Exercise details >> Write the records below out again exactly as given, with no images.

Material shown >>

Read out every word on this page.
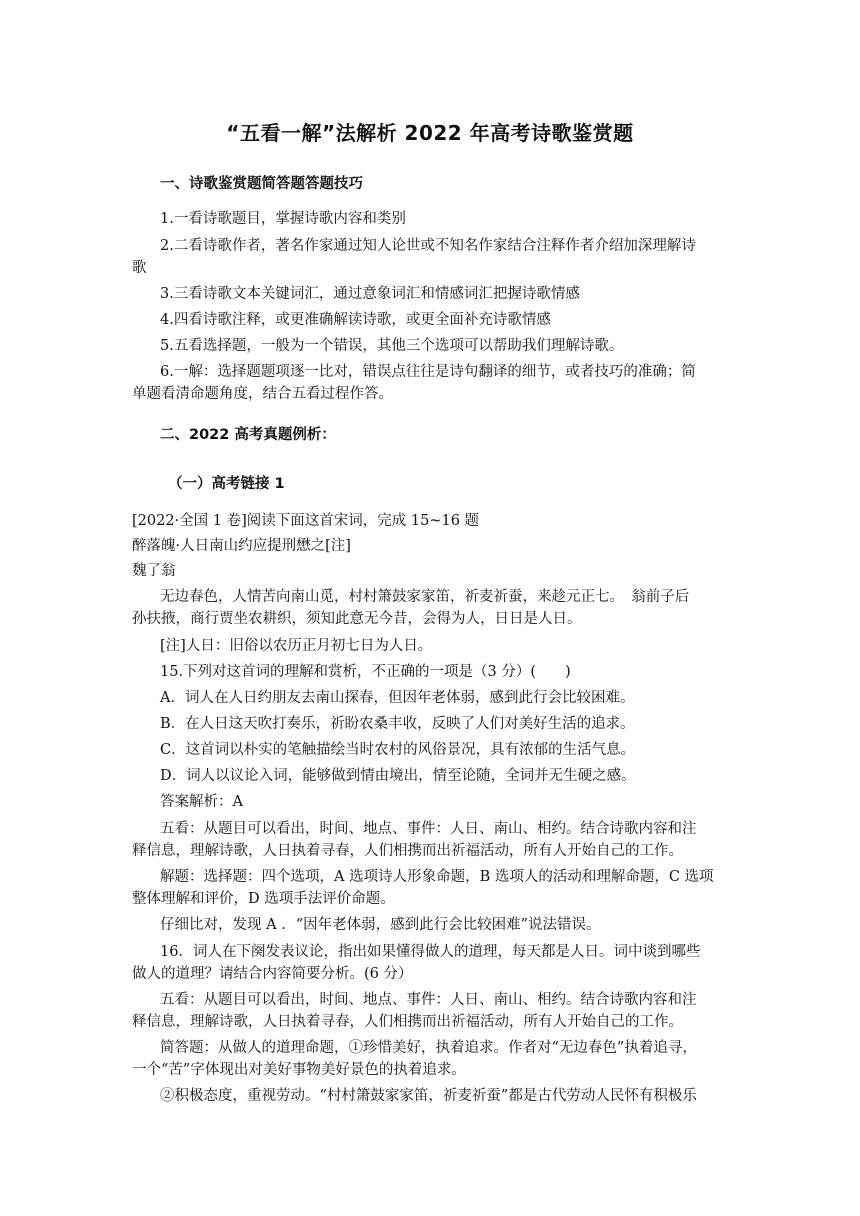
“五看一解”法解析 2022 年高考诗歌鉴赏题
一、诗歌鉴赏题简答题答题技巧
1.一看诗歌题目，掌握诗歌内容和类别
2.二看诗歌作者，著名作家通过知人论世或不知名作家结合注释作者介绍加深理解诗
歌
3.三看诗歌文本关键词汇，通过意象词汇和情感词汇把握诗歌情感
4.四看诗歌注释，或更准确解读诗歌，或更全面补充诗歌情感
5.五看选择题，一般为一个错误，其他三个选项可以帮助我们理解诗歌。
6.一解：选择题题项逐一比对，错误点往往是诗句翻译的细节，或者技巧的准确；简
单题看清命题角度，结合五看过程作答。
二、2022 高考真题例析：
（一）高考链接 1
[2022·全国 1 卷]阅读下面这首宋词，完成 15~16 题
醉落魄·人日南山约应提刑懋之[注]
魏了翁
无边春色，人情苦向南山觅，村村箫鼓家家笛，祈麦祈蚕，来趁元正七。　翁前子后
孙扶掖，商行贾坐农耕织，须知此意无今昔，会得为人，日日是人日。
[注]人日：旧俗以农历正月初七日为人日。
15.下列对这首词的理解和赏析，不正确的一项是（3 分）(　　)
A．词人在人日约朋友去南山探春，但因年老体弱，感到此行会比较困难。
B．在人日这天吹打奏乐，祈盼农桑丰收，反映了人们对美好生活的追求。
C．这首词以朴实的笔触描绘当时农村的风俗景况，具有浓郁的生活气息。
D．词人以议论入词，能够做到情由境出，情至论随，全词并无生硬之感。
答案解析：A
五看：从题目可以看出，时间、地点、事件：人日、南山、相约。结合诗歌内容和注
释信息，理解诗歌，人日执着寻春，人们相携而出祈福活动，所有人开始自己的工作。
解题：选择题：四个选项，A 选项诗人形象命题，B 选项人的活动和理解命题，C 选项
整体理解和评价，D 选项手法评价命题。
仔细比对，发现 A ．“因年老体弱，感到此行会比较困难”说法错误。
16．词人在下阕发表议论，指出如果懂得做人的道理，每天都是人日。词中谈到哪些
做人的道理？请结合内容简要分析。(6 分）
五看：从题目可以看出，时间、地点、事件：人日、南山、相约。结合诗歌内容和注
释信息，理解诗歌，人日执着寻春，人们相携而出祈福活动，所有人开始自己的工作。
简答题：从做人的道理命题，①珍惜美好，执着追求。作者对“无边春色”执着追寻，
一个“苦”字体现出对美好事物美好景色的执着追求。
②积极态度，重视劳动。“村村箫鼓家家笛，祈麦祈蚕”都是古代劳动人民怀有积极乐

Solution to the problem >>
Read out every word on this page.
“五看一解”法解析 2022 年高考诗歌鉴赏题
一、诗歌鉴赏题简答题答题技巧
1.一看诗歌题目，掌握诗歌内容和类别
2.二看诗歌作者，著名作家通过知人论世或不知名作家结合注释作者介绍加深理解诗
歌
3.三看诗歌文本关键词汇，通过意象词汇和情感词汇把握诗歌情感
4.四看诗歌注释，或更准确解读诗歌，或更全面补充诗歌情感
5.五看选择题，一般为一个错误，其他三个选项可以帮助我们理解诗歌。
6.一解：选择题题项逐一比对，错误点往往是诗句翻译的细节，或者技巧的准确；简
单题看清命题角度，结合五看过程作答。
二、2022 高考真题例析：
（一）高考链接 1
[2022·全国 1 卷]阅读下面这首宋词，完成 15~16 题
醉落魄·人日南山约应提刑懋之[注]
魏了翁
无边春色，人情苦向南山觅，村村箫鼓家家笛，祈麦祈蚕，来趁元正七。　翁前子后
孙扶掖，商行贾坐农耕织，须知此意无今昔，会得为人，日日是人日。
[注]人日：旧俗以农历正月初七日为人日。
15.下列对这首词的理解和赏析，不正确的一项是（3 分）(　　)
A．词人在人日约朋友去南山探春，但因年老体弱，感到此行会比较困难。
B．在人日这天吹打奏乐，祈盼农桑丰收，反映了人们对美好生活的追求。
C．这首词以朴实的笔触描绘当时农村的风俗景况，具有浓郁的生活气息。
D．词人以议论入词，能够做到情由境出，情至论随，全词并无生硬之感。
答案解析：A
五看：从题目可以看出，时间、地点、事件：人日、南山、相约。结合诗歌内容和注
释信息，理解诗歌，人日执着寻春，人们相携而出祈福活动，所有人开始自己的工作。
解题：选择题：四个选项，A 选项诗人形象命题，B 选项人的活动和理解命题，C 选项
整体理解和评价，D 选项手法评价命题。
仔细比对，发现 A ．“因年老体弱，感到此行会比较困难”说法错误。
16．词人在下阕发表议论，指出如果懂得做人的道理，每天都是人日。词中谈到哪些
做人的道理？请结合内容简要分析。(6 分）
五看：从题目可以看出，时间、地点、事件：人日、南山、相约。结合诗歌内容和注
释信息，理解诗歌，人日执着寻春，人们相携而出祈福活动，所有人开始自己的工作。
简答题：从做人的道理命题，①珍惜美好，执着追求。作者对“无边春色”执着追寻，
一个“苦”字体现出对美好事物美好景色的执着追求。
②积极态度，重视劳动。“村村箫鼓家家笛，祈麦祈蚕”都是古代劳动人民怀有积极乐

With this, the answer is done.